- [Request]: Copy the data below exactly, omitting any picture it contains.

- [Material for the task]:
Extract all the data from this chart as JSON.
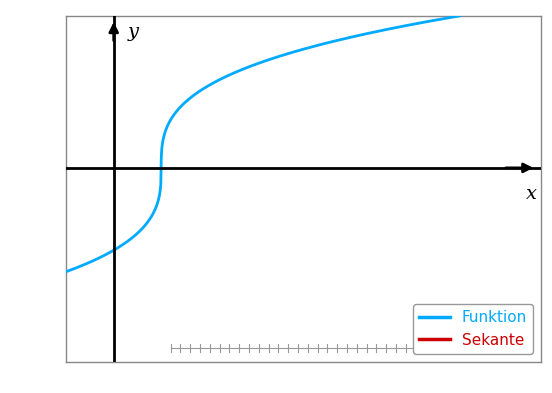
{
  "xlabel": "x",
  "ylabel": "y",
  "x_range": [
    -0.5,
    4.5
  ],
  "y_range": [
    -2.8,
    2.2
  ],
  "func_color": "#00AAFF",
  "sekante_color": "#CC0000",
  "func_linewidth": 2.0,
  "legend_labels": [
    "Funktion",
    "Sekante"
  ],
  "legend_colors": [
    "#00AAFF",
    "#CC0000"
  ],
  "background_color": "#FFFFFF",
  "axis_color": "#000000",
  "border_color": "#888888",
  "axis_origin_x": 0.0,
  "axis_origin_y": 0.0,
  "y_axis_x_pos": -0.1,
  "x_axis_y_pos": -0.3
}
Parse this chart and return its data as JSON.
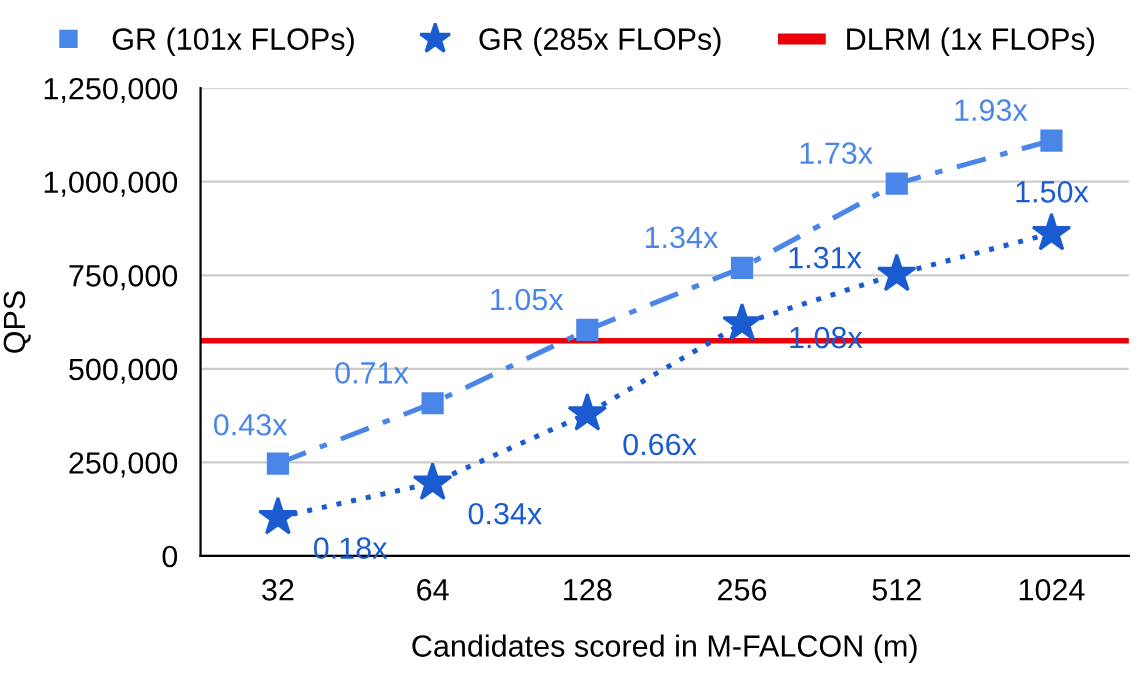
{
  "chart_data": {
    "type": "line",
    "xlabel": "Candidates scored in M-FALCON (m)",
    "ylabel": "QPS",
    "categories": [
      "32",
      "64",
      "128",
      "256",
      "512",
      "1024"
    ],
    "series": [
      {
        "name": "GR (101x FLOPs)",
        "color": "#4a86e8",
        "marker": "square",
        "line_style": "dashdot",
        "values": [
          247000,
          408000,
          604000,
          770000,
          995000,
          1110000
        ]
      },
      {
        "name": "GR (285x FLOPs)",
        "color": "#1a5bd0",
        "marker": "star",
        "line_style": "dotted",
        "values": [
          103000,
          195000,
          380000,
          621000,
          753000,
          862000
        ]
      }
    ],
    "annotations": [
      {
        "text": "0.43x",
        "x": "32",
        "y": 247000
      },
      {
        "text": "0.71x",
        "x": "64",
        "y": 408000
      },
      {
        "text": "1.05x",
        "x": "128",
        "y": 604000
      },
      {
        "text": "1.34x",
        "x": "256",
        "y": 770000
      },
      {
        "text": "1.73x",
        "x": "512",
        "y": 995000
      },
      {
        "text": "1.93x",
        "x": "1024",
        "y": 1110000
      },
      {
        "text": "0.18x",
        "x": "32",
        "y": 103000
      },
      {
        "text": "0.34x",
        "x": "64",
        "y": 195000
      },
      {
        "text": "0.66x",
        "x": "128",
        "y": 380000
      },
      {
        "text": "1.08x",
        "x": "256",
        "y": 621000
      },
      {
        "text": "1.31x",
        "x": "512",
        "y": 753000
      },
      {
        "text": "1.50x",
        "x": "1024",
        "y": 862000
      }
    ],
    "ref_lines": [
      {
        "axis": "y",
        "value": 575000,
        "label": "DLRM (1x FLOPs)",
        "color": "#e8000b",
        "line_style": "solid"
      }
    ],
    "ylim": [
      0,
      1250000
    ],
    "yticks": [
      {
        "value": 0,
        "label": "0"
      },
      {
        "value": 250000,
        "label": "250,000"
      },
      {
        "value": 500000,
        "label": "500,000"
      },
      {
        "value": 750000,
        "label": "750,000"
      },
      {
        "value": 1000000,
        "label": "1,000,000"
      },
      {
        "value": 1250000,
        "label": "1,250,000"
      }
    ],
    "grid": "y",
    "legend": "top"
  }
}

- [Correct answer]:
Extract all the data from this chart as JSON.
{
  "xlabel": "x",
  "ylabel": "y",
  "x_range": [
    -0.5,
    4.5
  ],
  "y_range": [
    -2.8,
    2.2
  ],
  "func_color": "#00AAFF",
  "sekante_color": "#CC0000",
  "func_linewidth": 2.0,
  "legend_labels": [
    "Funktion",
    "Sekante"
  ],
  "legend_colors": [
    "#00AAFF",
    "#CC0000"
  ],
  "background_color": "#FFFFFF",
  "axis_color": "#000000",
  "border_color": "#888888",
  "axis_origin_x": 0.0,
  "axis_origin_y": 0.0,
  "y_axis_x_pos": -0.1,
  "x_axis_y_pos": -0.3
}
Parse this chart and return its data as JSON.
{
  "chart_data": {
    "type": "line",
    "xlabel": "Candidates scored in M-FALCON (m)",
    "ylabel": "QPS",
    "categories": [
      "32",
      "64",
      "128",
      "256",
      "512",
      "1024"
    ],
    "series": [
      {
        "name": "GR (101x FLOPs)",
        "color": "#4a86e8",
        "marker": "square",
        "line_style": "dashdot",
        "values": [
          247000,
          408000,
          604000,
          770000,
          995000,
          1110000
        ]
      },
      {
        "name": "GR (285x FLOPs)",
        "color": "#1a5bd0",
        "marker": "star",
        "line_style": "dotted",
        "values": [
          103000,
          195000,
          380000,
          621000,
          753000,
          862000
        ]
      }
    ],
    "annotations": [
      {
        "text": "0.43x",
        "x": "32",
        "y": 247000
      },
      {
        "text": "0.71x",
        "x": "64",
        "y": 408000
      },
      {
        "text": "1.05x",
        "x": "128",
        "y": 604000
      },
      {
        "text": "1.34x",
        "x": "256",
        "y": 770000
      },
      {
        "text": "1.73x",
        "x": "512",
        "y": 995000
      },
      {
        "text": "1.93x",
        "x": "1024",
        "y": 1110000
      },
      {
        "text": "0.18x",
        "x": "32",
        "y": 103000
      },
      {
        "text": "0.34x",
        "x": "64",
        "y": 195000
      },
      {
        "text": "0.66x",
        "x": "128",
        "y": 380000
      },
      {
        "text": "1.08x",
        "x": "256",
        "y": 621000
      },
      {
        "text": "1.31x",
        "x": "512",
        "y": 753000
      },
      {
        "text": "1.50x",
        "x": "1024",
        "y": 862000
      }
    ],
    "ref_lines": [
      {
        "axis": "y",
        "value": 575000,
        "label": "DLRM (1x FLOPs)",
        "color": "#e8000b",
        "line_style": "solid"
      }
    ],
    "ylim": [
      0,
      1250000
    ],
    "yticks": [
      {
        "value": 0,
        "label": "0"
      },
      {
        "value": 250000,
        "label": "250,000"
      },
      {
        "value": 500000,
        "label": "500,000"
      },
      {
        "value": 750000,
        "label": "750,000"
      },
      {
        "value": 1000000,
        "label": "1,000,000"
      },
      {
        "value": 1250000,
        "label": "1,250,000"
      }
    ],
    "grid": "y",
    "legend": "top"
  }
}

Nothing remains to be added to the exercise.